Directive:
Write every line out verbatim and omit the pictures.

Dataset entries:
========

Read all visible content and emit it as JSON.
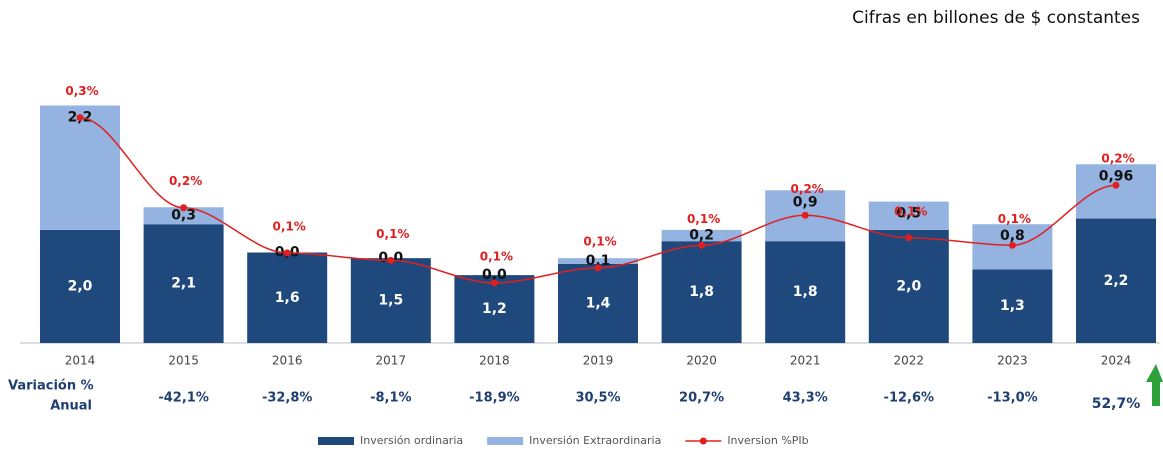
{
  "chart_data": {
    "type": "bar",
    "stacked": true,
    "title": "Cifras en billones de $ constantes",
    "categories": [
      "2014",
      "2015",
      "2016",
      "2017",
      "2018",
      "2019",
      "2020",
      "2021",
      "2022",
      "2023",
      "2024"
    ],
    "ylim": [
      0,
      4.65
    ],
    "y2lim": [
      0,
      0.35
    ],
    "series": [
      {
        "name": "Inversión ordinaria",
        "color": "#1f497d",
        "values": [
          2.0,
          2.1,
          1.6,
          1.5,
          1.2,
          1.4,
          1.8,
          1.8,
          2.0,
          1.3,
          2.2
        ],
        "value_labels": [
          "2,0",
          "2,1",
          "1,6",
          "1,5",
          "1,2",
          "1,4",
          "1,8",
          "1,8",
          "2,0",
          "1,3",
          "2,2"
        ]
      },
      {
        "name": "Inversión Extraordinaria",
        "color": "#95b3e0",
        "values": [
          2.2,
          0.3,
          0.0,
          0.0,
          0.0,
          0.1,
          0.2,
          0.9,
          0.5,
          0.8,
          0.96
        ],
        "value_labels": [
          "2,2",
          "0,3",
          "0,0",
          "0,0",
          "0,0",
          "0,1",
          "0,2",
          "0,9",
          "0,5",
          "0,8",
          "0,96"
        ]
      },
      {
        "name": "Inversion %PIb",
        "color": "#e02020",
        "type": "line",
        "axis": "y2",
        "values": [
          0.3,
          0.18,
          0.12,
          0.11,
          0.08,
          0.1,
          0.13,
          0.17,
          0.14,
          0.13,
          0.21
        ],
        "value_labels": [
          "0,3%",
          "0,2%",
          "0,1%",
          "0,1%",
          "0,1%",
          "0,1%",
          "0,1%",
          "0,2%",
          "0,1%",
          "0,1%",
          "0,2%"
        ]
      }
    ],
    "variation": {
      "label_lines": [
        "Variación %",
        "Anual"
      ],
      "values": [
        null,
        -42.1,
        -32.8,
        -8.1,
        -18.9,
        30.5,
        20.7,
        43.3,
        -12.6,
        -13.0,
        52.7
      ],
      "value_labels": [
        null,
        "-42,1%",
        "-32,8%",
        "-8,1%",
        "-18,9%",
        "30,5%",
        "20,7%",
        "43,3%",
        "-12,6%",
        "-13,0%",
        "52,7%"
      ]
    }
  }
}
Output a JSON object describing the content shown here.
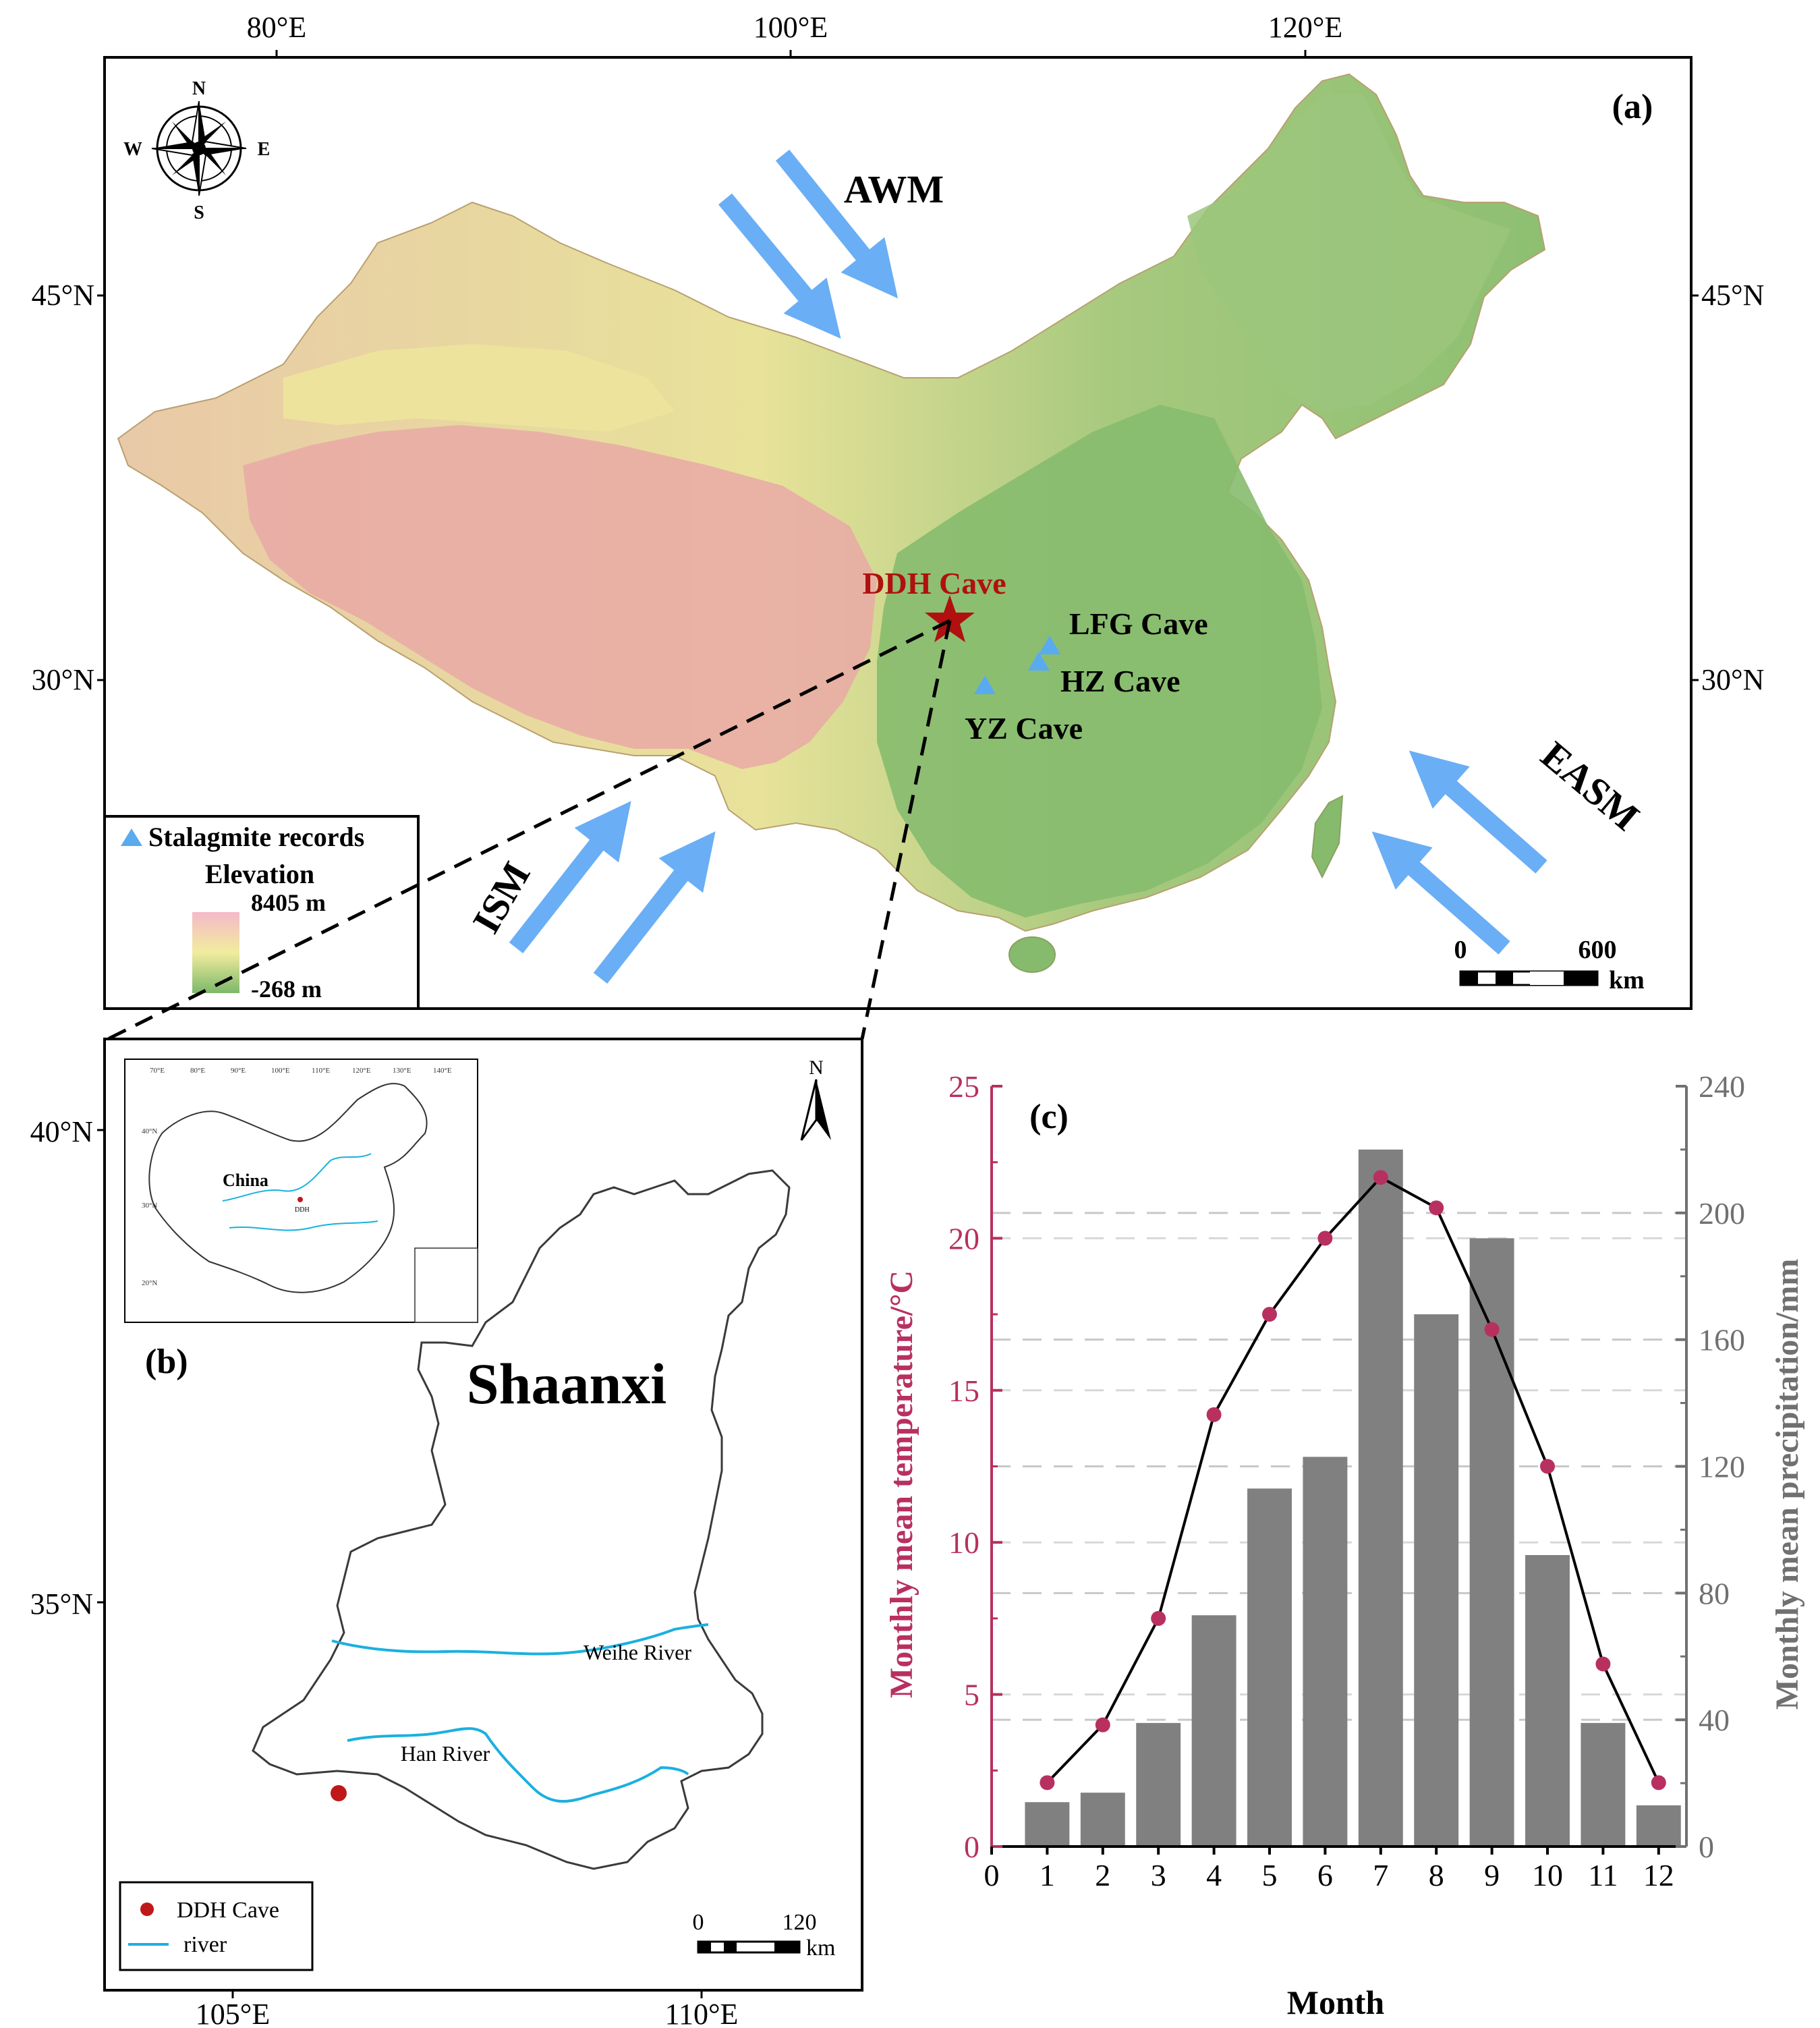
{
  "panel_a": {
    "label": "(a)",
    "lon_ticks": [
      "80°E",
      "100°E",
      "120°E"
    ],
    "lat_ticks": [
      "45°N",
      "30°N"
    ],
    "compass": {
      "n": "N",
      "s": "S",
      "e": "E",
      "w": "W"
    },
    "monsoons": {
      "awm": "AWM",
      "ism": "ISM",
      "easm": "EASM"
    },
    "sites": {
      "ddh": "DDH Cave",
      "lfg": "LFG Cave",
      "hz": "HZ Cave",
      "yz": "YZ Cave"
    },
    "legend": {
      "stalagmite": "Stalagmite records",
      "elevation": "Elevation",
      "max": "8405 m",
      "min": "-268 m"
    },
    "scale": {
      "zero": "0",
      "max": "600",
      "unit": "km"
    },
    "colors": {
      "high": "#f2b8c6",
      "mid": "#f0e8a0",
      "low": "#7fb86a",
      "arrow": "#6aaef5",
      "site": "#5aaaf0",
      "ddh": "#b01010"
    }
  },
  "panel_b": {
    "label": "(b)",
    "lon_ticks": [
      "105°E",
      "110°E"
    ],
    "lat_ticks": [
      "40°N",
      "35°N"
    ],
    "north": "N",
    "province": "Shaanxi",
    "inset": {
      "country": "China",
      "site": "DDH",
      "lon_ticks": [
        "70°E",
        "80°E",
        "90°E",
        "100°E",
        "110°E",
        "120°E",
        "130°E",
        "140°E"
      ],
      "lat_ticks": [
        "40°N",
        "30°N",
        "20°N"
      ]
    },
    "rivers": {
      "weihe": "Weihe River",
      "han": "Han River"
    },
    "legend": {
      "cave": "DDH Cave",
      "river": "river"
    },
    "scale": {
      "zero": "0",
      "max": "120",
      "unit": "km"
    },
    "colors": {
      "river": "#1ab0e0",
      "cave": "#c01818"
    }
  },
  "panel_c": {
    "label": "(c)",
    "chart_data": {
      "type": "bar",
      "xlabel": "Month",
      "ylabel_left": "Monthly mean temperature/°C",
      "ylabel_right": "Monthly mean precipitation/mm",
      "x_ticks": [
        "0",
        "1",
        "2",
        "3",
        "4",
        "5",
        "6",
        "7",
        "8",
        "9",
        "10",
        "11",
        "12"
      ],
      "categories": [
        1,
        2,
        3,
        4,
        5,
        6,
        7,
        8,
        9,
        10,
        11,
        12
      ],
      "xlim": [
        0,
        12.5
      ],
      "ylim_left": [
        0,
        25
      ],
      "ylim_right": [
        0,
        240
      ],
      "left_ticks": [
        "0",
        "5",
        "10",
        "15",
        "20",
        "25"
      ],
      "right_ticks": [
        "0",
        "40",
        "80",
        "120",
        "160",
        "200",
        "240"
      ],
      "precipitation": [
        14,
        17,
        39,
        73,
        113,
        123,
        220,
        168,
        192,
        92,
        39,
        13
      ],
      "temperature": [
        2.1,
        4.0,
        7.5,
        14.2,
        17.5,
        20.0,
        22.0,
        21.0,
        17.0,
        12.5,
        6.0,
        2.1
      ],
      "grid": "dashed horizontal",
      "colors": {
        "bar": "#808080",
        "temp_line": "#000000",
        "temp_marker": "#b83060",
        "left_axis": "#b83060",
        "right_axis": "#707070"
      }
    }
  }
}
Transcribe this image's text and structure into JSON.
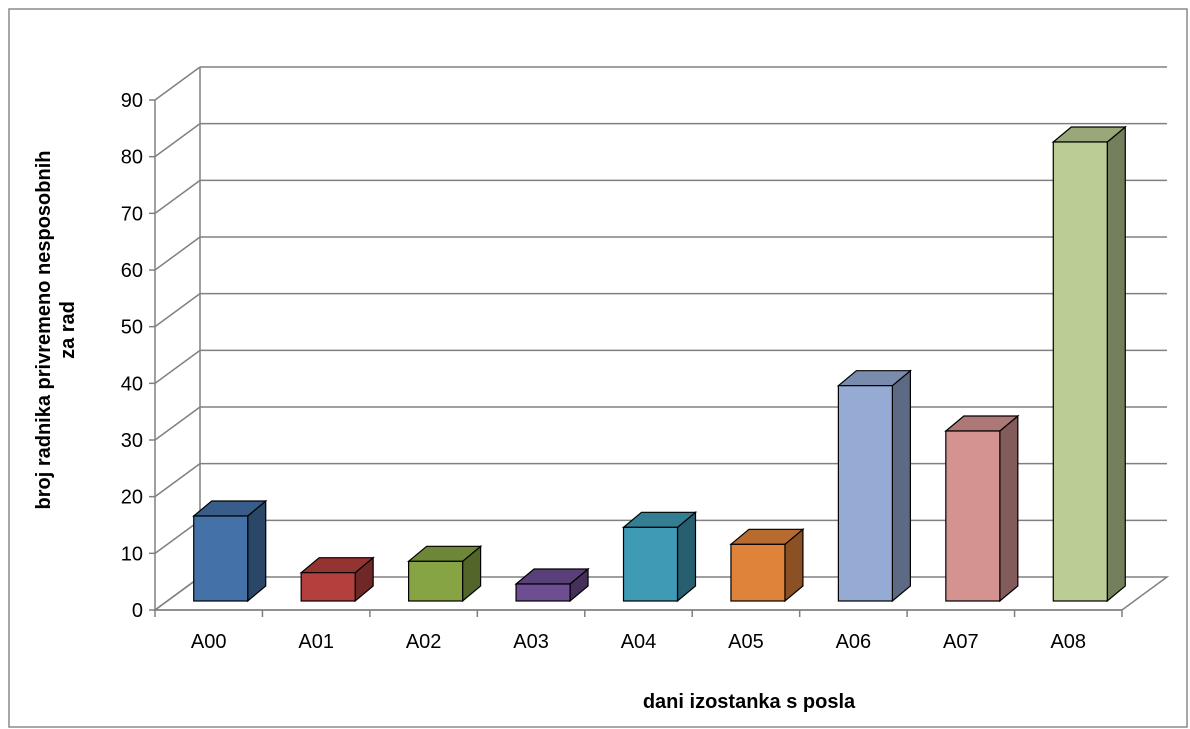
{
  "chart_data": {
    "type": "bar",
    "title": "",
    "xlabel": "dani izostanka s posla",
    "ylabel_lines": [
      "broj radnika privremeno nesposobnih",
      "za rad"
    ],
    "categories": [
      "A00",
      "A01",
      "A02",
      "A03",
      "A04",
      "A05",
      "A06",
      "A07",
      "A08"
    ],
    "values": [
      15,
      5,
      7,
      3,
      13,
      10,
      38,
      30,
      81
    ],
    "ylim": [
      0,
      90
    ],
    "yticks": [
      0,
      10,
      20,
      30,
      40,
      50,
      60,
      70,
      80,
      90
    ],
    "grid": true,
    "legend": "none",
    "bar_style": "3d-column",
    "colors": [
      "#4472A8",
      "#B3403D",
      "#86A444",
      "#6D4E92",
      "#3F9AB5",
      "#E0833A",
      "#95ABD4",
      "#D49291",
      "#BBCD94"
    ]
  }
}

========

Result of the exercise:
Read all visible content and emit it as JSON.
{
  "chart_data": {
    "type": "bar",
    "stacked": true,
    "title": "Cifras en billones de $ constantes",
    "categories": [
      "2014",
      "2015",
      "2016",
      "2017",
      "2018",
      "2019",
      "2020",
      "2021",
      "2022",
      "2023",
      "2024"
    ],
    "ylim": [
      0,
      4.65
    ],
    "y2lim": [
      0,
      0.35
    ],
    "series": [
      {
        "name": "Inversión ordinaria",
        "color": "#1f497d",
        "values": [
          2.0,
          2.1,
          1.6,
          1.5,
          1.2,
          1.4,
          1.8,
          1.8,
          2.0,
          1.3,
          2.2
        ],
        "value_labels": [
          "2,0",
          "2,1",
          "1,6",
          "1,5",
          "1,2",
          "1,4",
          "1,8",
          "1,8",
          "2,0",
          "1,3",
          "2,2"
        ]
      },
      {
        "name": "Inversión Extraordinaria",
        "color": "#95b3e0",
        "values": [
          2.2,
          0.3,
          0.0,
          0.0,
          0.0,
          0.1,
          0.2,
          0.9,
          0.5,
          0.8,
          0.96
        ],
        "value_labels": [
          "2,2",
          "0,3",
          "0,0",
          "0,0",
          "0,0",
          "0,1",
          "0,2",
          "0,9",
          "0,5",
          "0,8",
          "0,96"
        ]
      },
      {
        "name": "Inversion %PIb",
        "color": "#e02020",
        "type": "line",
        "axis": "y2",
        "values": [
          0.3,
          0.18,
          0.12,
          0.11,
          0.08,
          0.1,
          0.13,
          0.17,
          0.14,
          0.13,
          0.21
        ],
        "value_labels": [
          "0,3%",
          "0,2%",
          "0,1%",
          "0,1%",
          "0,1%",
          "0,1%",
          "0,1%",
          "0,2%",
          "0,1%",
          "0,1%",
          "0,2%"
        ]
      }
    ],
    "variation": {
      "label_lines": [
        "Variación %",
        "Anual"
      ],
      "values": [
        null,
        -42.1,
        -32.8,
        -8.1,
        -18.9,
        30.5,
        20.7,
        43.3,
        -12.6,
        -13.0,
        52.7
      ],
      "value_labels": [
        null,
        "-42,1%",
        "-32,8%",
        "-8,1%",
        "-18,9%",
        "30,5%",
        "20,7%",
        "43,3%",
        "-12,6%",
        "-13,0%",
        "52,7%"
      ]
    }
  }
}
Output a JSON object describing the content shown here.
{
  "panel_a": {
    "label": "(a)",
    "lon_ticks": [
      "80°E",
      "100°E",
      "120°E"
    ],
    "lat_ticks": [
      "45°N",
      "30°N"
    ],
    "compass": {
      "n": "N",
      "s": "S",
      "e": "E",
      "w": "W"
    },
    "monsoons": {
      "awm": "AWM",
      "ism": "ISM",
      "easm": "EASM"
    },
    "sites": {
      "ddh": "DDH Cave",
      "lfg": "LFG Cave",
      "hz": "HZ Cave",
      "yz": "YZ Cave"
    },
    "legend": {
      "stalagmite": "Stalagmite records",
      "elevation": "Elevation",
      "max": "8405 m",
      "min": "-268 m"
    },
    "scale": {
      "zero": "0",
      "max": "600",
      "unit": "km"
    },
    "colors": {
      "high": "#f2b8c6",
      "mid": "#f0e8a0",
      "low": "#7fb86a",
      "arrow": "#6aaef5",
      "site": "#5aaaf0",
      "ddh": "#b01010"
    }
  },
  "panel_b": {
    "label": "(b)",
    "lon_ticks": [
      "105°E",
      "110°E"
    ],
    "lat_ticks": [
      "40°N",
      "35°N"
    ],
    "north": "N",
    "province": "Shaanxi",
    "inset": {
      "country": "China",
      "site": "DDH",
      "lon_ticks": [
        "70°E",
        "80°E",
        "90°E",
        "100°E",
        "110°E",
        "120°E",
        "130°E",
        "140°E"
      ],
      "lat_ticks": [
        "40°N",
        "30°N",
        "20°N"
      ]
    },
    "rivers": {
      "weihe": "Weihe River",
      "han": "Han River"
    },
    "legend": {
      "cave": "DDH Cave",
      "river": "river"
    },
    "scale": {
      "zero": "0",
      "max": "120",
      "unit": "km"
    },
    "colors": {
      "river": "#1ab0e0",
      "cave": "#c01818"
    }
  },
  "panel_c": {
    "label": "(c)",
    "chart_data": {
      "type": "bar",
      "xlabel": "Month",
      "ylabel_left": "Monthly mean temperature/°C",
      "ylabel_right": "Monthly mean precipitation/mm",
      "x_ticks": [
        "0",
        "1",
        "2",
        "3",
        "4",
        "5",
        "6",
        "7",
        "8",
        "9",
        "10",
        "11",
        "12"
      ],
      "categories": [
        1,
        2,
        3,
        4,
        5,
        6,
        7,
        8,
        9,
        10,
        11,
        12
      ],
      "xlim": [
        0,
        12.5
      ],
      "ylim_left": [
        0,
        25
      ],
      "ylim_right": [
        0,
        240
      ],
      "left_ticks": [
        "0",
        "5",
        "10",
        "15",
        "20",
        "25"
      ],
      "right_ticks": [
        "0",
        "40",
        "80",
        "120",
        "160",
        "200",
        "240"
      ],
      "precipitation": [
        14,
        17,
        39,
        73,
        113,
        123,
        220,
        168,
        192,
        92,
        39,
        13
      ],
      "temperature": [
        2.1,
        4.0,
        7.5,
        14.2,
        17.5,
        20.0,
        22.0,
        21.0,
        17.0,
        12.5,
        6.0,
        2.1
      ],
      "grid": "dashed horizontal",
      "colors": {
        "bar": "#808080",
        "temp_line": "#000000",
        "temp_marker": "#b83060",
        "left_axis": "#b83060",
        "right_axis": "#707070"
      }
    }
  }
}
Transcribe this image's text and structure into JSON.
{
  "chart_data": {
    "type": "bar",
    "title": "",
    "xlabel": "dani izostanka s posla",
    "ylabel_lines": [
      "broj radnika privremeno nesposobnih",
      "za rad"
    ],
    "categories": [
      "A00",
      "A01",
      "A02",
      "A03",
      "A04",
      "A05",
      "A06",
      "A07",
      "A08"
    ],
    "values": [
      15,
      5,
      7,
      3,
      13,
      10,
      38,
      30,
      81
    ],
    "ylim": [
      0,
      90
    ],
    "yticks": [
      0,
      10,
      20,
      30,
      40,
      50,
      60,
      70,
      80,
      90
    ],
    "grid": true,
    "legend": "none",
    "bar_style": "3d-column",
    "colors": [
      "#4472A8",
      "#B3403D",
      "#86A444",
      "#6D4E92",
      "#3F9AB5",
      "#E0833A",
      "#95ABD4",
      "#D49291",
      "#BBCD94"
    ]
  }
}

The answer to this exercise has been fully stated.